>> Begin AVAILABLE DATA

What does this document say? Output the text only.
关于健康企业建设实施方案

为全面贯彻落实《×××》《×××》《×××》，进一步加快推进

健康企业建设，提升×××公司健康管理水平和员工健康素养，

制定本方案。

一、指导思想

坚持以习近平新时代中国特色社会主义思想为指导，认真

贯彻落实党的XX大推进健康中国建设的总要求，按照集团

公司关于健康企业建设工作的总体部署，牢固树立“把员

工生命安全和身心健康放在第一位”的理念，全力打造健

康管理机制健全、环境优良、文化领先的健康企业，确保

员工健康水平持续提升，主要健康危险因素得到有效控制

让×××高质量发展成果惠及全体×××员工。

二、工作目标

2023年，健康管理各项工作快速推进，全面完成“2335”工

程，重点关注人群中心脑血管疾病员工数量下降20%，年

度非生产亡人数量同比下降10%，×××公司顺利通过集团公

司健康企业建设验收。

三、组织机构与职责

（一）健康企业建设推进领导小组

>> End AVAILABLE DATA

• [TASK TO COMPLETE]: Reproduce the records word for word.

• [ANSWER]:
What does this document say? Output the text only.
关于健康企业建设实施方案

为全面贯彻落实《×××》《×××》《×××》，进一步加快推进

健康企业建设，提升×××公司健康管理水平和员工健康素养，

制定本方案。

一、指导思想

坚持以习近平新时代中国特色社会主义思想为指导，认真

贯彻落实党的XX大推进健康中国建设的总要求，按照集团

公司关于健康企业建设工作的总体部署，牢固树立“把员

工生命安全和身心健康放在第一位”的理念，全力打造健

康管理机制健全、环境优良、文化领先的健康企业，确保

员工健康水平持续提升，主要健康危险因素得到有效控制

让×××高质量发展成果惠及全体×××员工。

二、工作目标

2023年，健康管理各项工作快速推进，全面完成“2335”工

程，重点关注人群中心脑血管疾病员工数量下降20%，年

度非生产亡人数量同比下降10%，×××公司顺利通过集团公

司健康企业建设验收。

三、组织机构与职责

（一）健康企业建设推进领导小组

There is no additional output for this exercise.